• Items from a figure collection:
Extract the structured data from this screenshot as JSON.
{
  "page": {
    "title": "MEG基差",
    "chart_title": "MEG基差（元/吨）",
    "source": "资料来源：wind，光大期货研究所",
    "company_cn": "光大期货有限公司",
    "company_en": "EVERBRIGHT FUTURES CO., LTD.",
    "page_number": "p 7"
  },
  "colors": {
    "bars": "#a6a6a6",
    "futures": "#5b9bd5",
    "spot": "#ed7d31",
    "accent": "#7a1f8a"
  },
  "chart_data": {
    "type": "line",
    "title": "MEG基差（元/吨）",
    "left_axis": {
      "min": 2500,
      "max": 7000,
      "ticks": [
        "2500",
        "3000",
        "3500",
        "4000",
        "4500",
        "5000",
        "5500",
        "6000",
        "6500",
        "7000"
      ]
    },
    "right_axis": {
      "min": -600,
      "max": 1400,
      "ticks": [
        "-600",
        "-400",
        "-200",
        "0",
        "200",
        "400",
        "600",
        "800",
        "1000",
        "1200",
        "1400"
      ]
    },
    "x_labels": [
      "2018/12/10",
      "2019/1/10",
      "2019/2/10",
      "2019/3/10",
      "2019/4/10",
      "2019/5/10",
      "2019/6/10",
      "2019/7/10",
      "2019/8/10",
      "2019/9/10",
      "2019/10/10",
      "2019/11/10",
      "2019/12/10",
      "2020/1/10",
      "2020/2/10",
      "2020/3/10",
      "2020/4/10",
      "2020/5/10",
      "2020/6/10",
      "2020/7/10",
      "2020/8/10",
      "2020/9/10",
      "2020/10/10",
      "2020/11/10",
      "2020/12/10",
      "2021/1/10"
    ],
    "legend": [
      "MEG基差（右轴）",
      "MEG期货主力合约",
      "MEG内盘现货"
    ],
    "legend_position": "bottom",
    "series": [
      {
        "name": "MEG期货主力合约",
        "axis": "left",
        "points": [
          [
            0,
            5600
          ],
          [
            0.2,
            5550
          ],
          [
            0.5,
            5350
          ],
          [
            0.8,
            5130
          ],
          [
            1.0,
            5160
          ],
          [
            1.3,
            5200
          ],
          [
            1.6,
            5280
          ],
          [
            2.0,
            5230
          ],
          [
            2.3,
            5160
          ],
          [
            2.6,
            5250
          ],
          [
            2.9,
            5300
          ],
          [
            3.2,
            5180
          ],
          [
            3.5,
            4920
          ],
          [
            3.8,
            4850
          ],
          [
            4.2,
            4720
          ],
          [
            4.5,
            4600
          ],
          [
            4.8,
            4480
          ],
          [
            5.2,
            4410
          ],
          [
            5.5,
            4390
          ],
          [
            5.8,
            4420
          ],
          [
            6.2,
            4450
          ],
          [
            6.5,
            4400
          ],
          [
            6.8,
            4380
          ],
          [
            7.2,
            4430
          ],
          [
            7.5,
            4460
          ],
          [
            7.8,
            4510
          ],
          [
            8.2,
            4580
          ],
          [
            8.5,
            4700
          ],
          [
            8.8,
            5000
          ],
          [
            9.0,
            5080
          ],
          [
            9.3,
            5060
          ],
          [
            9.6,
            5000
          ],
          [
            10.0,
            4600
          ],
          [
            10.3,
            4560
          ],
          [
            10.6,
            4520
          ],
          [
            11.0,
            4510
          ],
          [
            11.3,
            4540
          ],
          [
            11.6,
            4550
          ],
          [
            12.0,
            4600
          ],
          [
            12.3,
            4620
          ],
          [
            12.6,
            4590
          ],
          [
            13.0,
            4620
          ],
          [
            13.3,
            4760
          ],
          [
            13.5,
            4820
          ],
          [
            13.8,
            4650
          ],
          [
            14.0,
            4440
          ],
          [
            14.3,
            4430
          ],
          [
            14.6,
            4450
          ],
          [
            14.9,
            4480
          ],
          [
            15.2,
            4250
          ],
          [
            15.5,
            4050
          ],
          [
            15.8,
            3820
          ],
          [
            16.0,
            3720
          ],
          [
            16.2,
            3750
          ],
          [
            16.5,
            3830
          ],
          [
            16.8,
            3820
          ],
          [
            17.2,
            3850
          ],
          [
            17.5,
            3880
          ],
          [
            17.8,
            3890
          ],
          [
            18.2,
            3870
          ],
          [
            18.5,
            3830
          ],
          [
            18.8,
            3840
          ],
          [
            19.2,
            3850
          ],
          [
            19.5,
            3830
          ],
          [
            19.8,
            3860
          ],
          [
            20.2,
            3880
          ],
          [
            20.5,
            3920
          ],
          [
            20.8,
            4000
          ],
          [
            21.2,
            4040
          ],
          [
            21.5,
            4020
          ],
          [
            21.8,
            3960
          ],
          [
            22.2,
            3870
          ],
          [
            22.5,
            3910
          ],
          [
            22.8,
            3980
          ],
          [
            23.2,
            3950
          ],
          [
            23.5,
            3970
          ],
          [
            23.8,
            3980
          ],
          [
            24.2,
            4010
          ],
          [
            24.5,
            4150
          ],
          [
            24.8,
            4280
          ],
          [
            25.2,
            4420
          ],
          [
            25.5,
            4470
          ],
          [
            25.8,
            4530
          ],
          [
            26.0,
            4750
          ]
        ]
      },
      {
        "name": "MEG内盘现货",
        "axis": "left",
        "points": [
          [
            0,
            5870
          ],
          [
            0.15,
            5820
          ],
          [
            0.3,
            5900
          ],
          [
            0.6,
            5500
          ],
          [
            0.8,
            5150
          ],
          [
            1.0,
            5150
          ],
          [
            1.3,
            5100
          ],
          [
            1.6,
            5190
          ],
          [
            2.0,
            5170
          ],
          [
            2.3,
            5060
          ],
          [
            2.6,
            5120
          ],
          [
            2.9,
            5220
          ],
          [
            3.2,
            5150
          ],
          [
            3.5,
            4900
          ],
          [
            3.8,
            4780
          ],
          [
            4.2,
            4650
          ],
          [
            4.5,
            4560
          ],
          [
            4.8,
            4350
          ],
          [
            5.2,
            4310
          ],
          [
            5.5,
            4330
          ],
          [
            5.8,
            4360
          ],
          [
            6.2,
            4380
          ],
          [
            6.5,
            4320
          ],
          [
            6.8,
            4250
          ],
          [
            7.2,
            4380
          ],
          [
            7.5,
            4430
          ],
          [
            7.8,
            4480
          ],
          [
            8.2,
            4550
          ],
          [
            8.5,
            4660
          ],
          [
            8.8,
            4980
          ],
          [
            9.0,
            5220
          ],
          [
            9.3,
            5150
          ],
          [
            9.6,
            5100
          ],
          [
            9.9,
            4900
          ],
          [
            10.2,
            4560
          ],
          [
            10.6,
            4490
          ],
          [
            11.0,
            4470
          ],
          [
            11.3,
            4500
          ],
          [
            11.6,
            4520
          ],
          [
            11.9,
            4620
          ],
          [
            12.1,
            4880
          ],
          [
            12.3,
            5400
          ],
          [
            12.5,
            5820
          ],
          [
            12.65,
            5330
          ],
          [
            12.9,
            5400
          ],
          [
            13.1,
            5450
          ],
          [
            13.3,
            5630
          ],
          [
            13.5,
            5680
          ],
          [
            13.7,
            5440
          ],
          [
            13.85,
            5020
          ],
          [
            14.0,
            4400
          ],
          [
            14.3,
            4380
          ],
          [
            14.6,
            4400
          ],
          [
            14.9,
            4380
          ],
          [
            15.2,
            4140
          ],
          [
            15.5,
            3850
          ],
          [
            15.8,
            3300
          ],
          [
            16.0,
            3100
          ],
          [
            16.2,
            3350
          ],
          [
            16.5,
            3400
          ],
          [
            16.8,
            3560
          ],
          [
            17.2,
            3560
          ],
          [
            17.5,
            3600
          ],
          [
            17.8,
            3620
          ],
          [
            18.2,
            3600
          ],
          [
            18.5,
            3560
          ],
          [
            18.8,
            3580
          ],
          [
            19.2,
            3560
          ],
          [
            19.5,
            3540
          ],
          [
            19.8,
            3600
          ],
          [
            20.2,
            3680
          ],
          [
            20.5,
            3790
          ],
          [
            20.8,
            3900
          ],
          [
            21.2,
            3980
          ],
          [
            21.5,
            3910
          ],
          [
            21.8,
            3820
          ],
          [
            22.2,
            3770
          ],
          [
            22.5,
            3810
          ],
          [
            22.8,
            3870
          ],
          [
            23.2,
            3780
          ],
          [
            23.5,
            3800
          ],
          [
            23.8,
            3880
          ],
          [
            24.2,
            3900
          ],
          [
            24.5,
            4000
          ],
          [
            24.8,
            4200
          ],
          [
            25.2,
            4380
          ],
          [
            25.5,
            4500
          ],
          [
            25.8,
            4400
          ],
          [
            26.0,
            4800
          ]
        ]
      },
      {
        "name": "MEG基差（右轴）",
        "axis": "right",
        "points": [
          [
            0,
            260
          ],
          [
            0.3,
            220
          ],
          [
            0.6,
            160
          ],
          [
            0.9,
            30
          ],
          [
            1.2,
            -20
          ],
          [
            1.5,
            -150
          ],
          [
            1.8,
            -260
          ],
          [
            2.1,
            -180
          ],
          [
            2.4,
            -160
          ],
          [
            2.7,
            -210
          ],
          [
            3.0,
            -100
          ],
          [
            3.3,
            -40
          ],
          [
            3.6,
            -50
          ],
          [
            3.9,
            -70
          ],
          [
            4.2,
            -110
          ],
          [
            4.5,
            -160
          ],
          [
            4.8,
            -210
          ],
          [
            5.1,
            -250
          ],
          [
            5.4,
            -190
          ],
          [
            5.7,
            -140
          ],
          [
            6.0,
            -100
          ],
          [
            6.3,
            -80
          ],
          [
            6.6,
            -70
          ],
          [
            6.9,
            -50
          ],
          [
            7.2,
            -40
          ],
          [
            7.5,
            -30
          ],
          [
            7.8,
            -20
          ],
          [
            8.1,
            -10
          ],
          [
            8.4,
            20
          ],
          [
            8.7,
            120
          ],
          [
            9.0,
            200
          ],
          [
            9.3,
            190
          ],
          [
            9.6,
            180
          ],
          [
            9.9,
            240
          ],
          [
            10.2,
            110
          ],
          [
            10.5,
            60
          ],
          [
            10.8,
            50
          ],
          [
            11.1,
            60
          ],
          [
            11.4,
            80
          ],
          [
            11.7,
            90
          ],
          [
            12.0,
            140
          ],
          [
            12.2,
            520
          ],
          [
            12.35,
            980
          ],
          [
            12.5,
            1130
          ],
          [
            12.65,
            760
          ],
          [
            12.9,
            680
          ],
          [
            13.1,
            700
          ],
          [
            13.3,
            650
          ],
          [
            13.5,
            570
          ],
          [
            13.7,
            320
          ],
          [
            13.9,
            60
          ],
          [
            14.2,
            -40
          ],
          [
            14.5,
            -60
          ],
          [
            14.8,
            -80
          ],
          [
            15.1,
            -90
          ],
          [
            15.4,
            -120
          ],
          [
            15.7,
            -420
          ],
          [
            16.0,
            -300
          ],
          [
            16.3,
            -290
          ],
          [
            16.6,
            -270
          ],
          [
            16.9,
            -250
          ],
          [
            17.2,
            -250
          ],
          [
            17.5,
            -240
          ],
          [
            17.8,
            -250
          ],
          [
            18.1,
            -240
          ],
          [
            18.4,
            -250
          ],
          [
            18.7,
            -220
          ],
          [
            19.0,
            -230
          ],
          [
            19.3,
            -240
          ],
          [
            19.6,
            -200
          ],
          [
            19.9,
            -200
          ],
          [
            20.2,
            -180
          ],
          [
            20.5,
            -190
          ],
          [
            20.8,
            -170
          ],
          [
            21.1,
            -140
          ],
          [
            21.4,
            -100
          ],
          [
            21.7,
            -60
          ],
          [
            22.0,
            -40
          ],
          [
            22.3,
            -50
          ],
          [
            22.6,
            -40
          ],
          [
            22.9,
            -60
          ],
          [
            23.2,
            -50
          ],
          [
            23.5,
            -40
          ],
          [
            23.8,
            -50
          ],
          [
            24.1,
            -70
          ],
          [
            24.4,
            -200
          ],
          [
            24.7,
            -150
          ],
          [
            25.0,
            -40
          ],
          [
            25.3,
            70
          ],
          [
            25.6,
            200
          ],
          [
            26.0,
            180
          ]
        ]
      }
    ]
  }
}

• Stated problem: Look through the material and copy each line that has "MEG基差".

• Output below:
    "title": "MEG基差",
    "chart_title": "MEG基差（元/吨）",
    "title": "MEG基差（元/吨）",
      "MEG基差（右轴）",
        "name": "MEG基差（右轴）",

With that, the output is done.